--- Begin DATA EXTRACT ---

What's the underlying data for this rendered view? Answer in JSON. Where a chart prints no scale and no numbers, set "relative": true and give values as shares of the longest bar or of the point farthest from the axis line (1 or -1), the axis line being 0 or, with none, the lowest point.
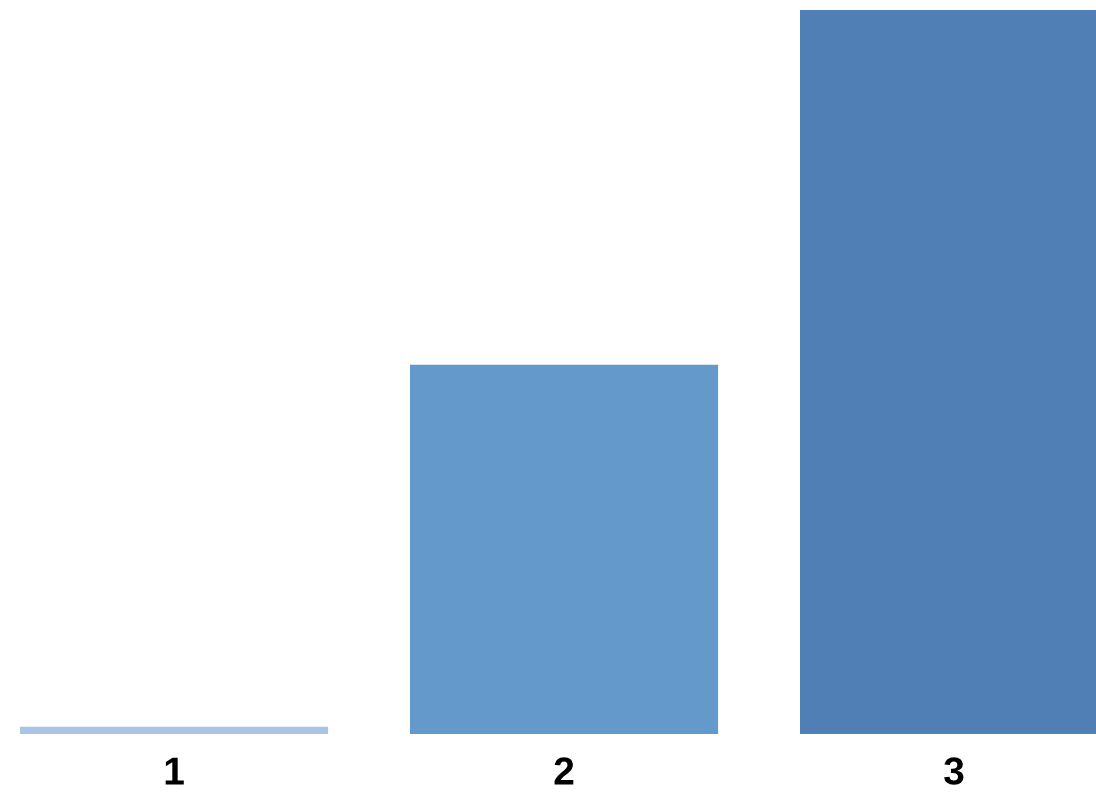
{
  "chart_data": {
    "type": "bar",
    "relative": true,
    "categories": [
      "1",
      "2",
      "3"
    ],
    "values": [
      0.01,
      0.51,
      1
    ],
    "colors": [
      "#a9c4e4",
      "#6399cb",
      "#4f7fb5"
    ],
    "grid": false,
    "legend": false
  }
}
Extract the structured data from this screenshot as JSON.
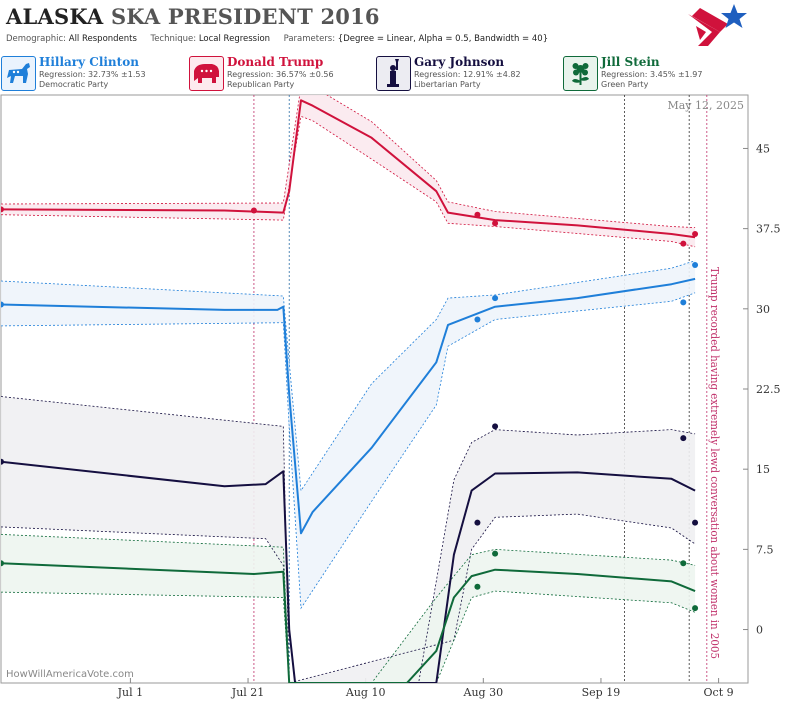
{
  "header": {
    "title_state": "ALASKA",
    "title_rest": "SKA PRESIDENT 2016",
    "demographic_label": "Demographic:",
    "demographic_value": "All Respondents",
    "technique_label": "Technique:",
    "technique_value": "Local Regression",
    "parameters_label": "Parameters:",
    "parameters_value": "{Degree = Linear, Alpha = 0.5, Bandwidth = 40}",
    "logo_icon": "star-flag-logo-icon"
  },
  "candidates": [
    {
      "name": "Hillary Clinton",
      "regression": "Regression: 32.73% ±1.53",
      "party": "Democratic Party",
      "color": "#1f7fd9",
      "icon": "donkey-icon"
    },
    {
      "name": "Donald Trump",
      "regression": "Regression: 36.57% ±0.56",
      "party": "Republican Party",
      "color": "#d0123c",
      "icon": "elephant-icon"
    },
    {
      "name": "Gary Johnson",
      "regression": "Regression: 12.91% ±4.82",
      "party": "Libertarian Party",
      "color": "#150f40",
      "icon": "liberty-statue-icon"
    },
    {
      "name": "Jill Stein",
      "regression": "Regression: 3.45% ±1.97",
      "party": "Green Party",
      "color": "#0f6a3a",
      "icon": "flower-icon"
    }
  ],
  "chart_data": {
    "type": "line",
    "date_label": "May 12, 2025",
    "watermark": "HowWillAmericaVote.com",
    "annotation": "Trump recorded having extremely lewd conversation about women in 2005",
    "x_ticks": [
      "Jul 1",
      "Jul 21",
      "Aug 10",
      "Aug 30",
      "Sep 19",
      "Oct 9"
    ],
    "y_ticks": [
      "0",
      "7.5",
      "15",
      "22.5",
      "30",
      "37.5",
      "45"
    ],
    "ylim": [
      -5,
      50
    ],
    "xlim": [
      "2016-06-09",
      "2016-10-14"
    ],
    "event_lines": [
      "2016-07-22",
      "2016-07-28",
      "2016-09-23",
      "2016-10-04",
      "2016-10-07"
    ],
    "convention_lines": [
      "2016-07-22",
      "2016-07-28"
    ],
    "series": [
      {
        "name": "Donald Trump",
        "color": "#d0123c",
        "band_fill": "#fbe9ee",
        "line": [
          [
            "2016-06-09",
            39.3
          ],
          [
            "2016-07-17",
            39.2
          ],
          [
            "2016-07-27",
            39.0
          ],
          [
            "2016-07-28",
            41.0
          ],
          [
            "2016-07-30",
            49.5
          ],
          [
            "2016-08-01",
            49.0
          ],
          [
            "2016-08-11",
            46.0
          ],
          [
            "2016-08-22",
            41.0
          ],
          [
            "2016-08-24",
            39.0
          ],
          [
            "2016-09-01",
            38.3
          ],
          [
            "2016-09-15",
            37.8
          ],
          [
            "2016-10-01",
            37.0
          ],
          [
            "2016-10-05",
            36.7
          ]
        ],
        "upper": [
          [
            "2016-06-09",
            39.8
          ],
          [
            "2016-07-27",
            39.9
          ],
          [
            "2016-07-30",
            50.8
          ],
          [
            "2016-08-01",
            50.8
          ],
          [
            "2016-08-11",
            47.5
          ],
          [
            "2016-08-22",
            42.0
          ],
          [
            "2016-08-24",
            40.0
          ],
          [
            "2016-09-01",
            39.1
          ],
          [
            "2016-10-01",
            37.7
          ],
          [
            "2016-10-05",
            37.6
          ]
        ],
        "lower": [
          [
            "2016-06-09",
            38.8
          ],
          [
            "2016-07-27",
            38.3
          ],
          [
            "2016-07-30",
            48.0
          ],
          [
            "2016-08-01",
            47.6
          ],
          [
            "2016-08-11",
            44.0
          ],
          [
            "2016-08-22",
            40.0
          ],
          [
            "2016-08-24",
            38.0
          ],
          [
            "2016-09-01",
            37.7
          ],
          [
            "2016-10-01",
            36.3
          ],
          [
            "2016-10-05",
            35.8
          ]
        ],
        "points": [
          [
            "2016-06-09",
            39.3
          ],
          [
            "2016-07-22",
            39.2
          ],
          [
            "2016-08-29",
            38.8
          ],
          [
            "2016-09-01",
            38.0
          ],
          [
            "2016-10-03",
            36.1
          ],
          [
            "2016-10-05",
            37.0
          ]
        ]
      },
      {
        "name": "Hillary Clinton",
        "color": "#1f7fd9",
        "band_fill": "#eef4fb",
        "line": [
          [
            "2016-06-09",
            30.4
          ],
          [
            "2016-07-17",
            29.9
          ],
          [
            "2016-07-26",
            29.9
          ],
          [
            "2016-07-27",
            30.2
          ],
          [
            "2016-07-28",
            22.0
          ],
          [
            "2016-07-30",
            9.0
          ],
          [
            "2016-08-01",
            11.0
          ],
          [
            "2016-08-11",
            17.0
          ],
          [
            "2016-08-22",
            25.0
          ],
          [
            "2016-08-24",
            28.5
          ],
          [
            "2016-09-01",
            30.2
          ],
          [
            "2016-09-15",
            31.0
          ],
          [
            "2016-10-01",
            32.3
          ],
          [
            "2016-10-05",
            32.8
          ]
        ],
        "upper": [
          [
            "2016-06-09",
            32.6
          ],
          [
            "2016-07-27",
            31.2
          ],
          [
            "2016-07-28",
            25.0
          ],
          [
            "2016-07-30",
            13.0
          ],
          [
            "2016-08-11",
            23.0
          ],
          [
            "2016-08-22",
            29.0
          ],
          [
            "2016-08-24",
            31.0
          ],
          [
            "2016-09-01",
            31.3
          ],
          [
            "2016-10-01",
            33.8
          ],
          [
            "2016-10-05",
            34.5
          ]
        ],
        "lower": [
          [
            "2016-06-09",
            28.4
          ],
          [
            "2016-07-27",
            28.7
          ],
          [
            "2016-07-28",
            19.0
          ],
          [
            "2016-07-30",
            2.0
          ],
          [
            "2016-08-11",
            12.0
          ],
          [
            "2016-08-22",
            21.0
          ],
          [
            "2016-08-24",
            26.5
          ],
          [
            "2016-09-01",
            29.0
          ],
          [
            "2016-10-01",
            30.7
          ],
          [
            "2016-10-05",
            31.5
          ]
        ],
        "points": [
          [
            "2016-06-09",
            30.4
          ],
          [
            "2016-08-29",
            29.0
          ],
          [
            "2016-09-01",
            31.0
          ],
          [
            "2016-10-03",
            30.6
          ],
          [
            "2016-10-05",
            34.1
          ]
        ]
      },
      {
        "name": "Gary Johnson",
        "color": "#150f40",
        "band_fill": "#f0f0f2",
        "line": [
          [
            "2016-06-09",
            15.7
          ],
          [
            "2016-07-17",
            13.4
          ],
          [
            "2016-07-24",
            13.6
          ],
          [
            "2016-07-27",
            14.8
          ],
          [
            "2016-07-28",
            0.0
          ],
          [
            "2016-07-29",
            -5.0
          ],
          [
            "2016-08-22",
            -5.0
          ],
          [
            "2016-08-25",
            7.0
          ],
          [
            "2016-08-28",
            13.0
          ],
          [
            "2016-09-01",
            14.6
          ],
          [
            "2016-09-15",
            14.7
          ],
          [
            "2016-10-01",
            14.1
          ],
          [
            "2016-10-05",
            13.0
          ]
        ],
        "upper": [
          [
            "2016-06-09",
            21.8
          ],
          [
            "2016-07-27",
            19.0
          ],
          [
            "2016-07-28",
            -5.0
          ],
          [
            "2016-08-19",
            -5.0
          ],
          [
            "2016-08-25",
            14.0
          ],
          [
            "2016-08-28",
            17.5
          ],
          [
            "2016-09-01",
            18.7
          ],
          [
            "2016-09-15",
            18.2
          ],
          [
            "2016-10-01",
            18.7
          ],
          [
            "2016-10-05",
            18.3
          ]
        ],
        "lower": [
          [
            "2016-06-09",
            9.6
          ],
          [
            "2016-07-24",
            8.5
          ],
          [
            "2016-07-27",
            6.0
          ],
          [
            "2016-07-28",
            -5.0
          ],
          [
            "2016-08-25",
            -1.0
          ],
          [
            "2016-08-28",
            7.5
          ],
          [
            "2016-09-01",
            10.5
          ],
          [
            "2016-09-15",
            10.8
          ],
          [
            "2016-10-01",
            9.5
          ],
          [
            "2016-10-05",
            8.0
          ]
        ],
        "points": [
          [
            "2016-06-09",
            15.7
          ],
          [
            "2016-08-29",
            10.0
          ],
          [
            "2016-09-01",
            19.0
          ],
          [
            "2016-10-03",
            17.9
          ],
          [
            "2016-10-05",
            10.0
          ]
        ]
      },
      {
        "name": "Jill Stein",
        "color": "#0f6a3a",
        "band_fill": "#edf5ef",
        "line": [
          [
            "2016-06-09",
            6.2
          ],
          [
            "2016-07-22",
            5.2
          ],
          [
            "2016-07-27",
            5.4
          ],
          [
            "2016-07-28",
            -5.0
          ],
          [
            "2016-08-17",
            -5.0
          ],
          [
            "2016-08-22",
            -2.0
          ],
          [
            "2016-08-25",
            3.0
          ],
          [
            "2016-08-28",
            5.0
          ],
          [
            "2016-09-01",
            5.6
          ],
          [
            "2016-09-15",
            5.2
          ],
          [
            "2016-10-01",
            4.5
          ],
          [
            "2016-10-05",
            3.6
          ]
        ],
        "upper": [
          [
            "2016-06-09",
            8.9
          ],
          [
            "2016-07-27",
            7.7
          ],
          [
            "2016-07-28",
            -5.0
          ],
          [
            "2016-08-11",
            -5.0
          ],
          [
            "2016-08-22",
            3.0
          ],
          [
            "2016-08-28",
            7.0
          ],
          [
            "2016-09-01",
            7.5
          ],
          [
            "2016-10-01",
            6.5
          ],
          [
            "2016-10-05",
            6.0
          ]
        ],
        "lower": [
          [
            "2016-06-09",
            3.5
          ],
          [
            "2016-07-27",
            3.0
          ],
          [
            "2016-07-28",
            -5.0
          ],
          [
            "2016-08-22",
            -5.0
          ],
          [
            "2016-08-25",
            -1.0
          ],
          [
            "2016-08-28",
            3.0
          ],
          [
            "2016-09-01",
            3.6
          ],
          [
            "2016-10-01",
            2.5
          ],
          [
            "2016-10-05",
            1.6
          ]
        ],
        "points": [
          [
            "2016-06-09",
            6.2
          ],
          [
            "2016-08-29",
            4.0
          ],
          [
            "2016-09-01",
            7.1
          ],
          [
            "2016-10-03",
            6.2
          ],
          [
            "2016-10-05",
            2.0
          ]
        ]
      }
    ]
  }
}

--- End DATA EXTRACT ---

**WHAT IS EXPECTED:** Which lines contain "Regression"? Show each of them.

**RESULT:**
    "technique_value": "Local Regression",
      "regression": "Regression: 32.73% ±1.53",
      "regression": "Regression: 36.57% ±0.56",
      "regression": "Regression: 12.91% ±4.82",
      "regression": "Regression: 3.45% ±1.97",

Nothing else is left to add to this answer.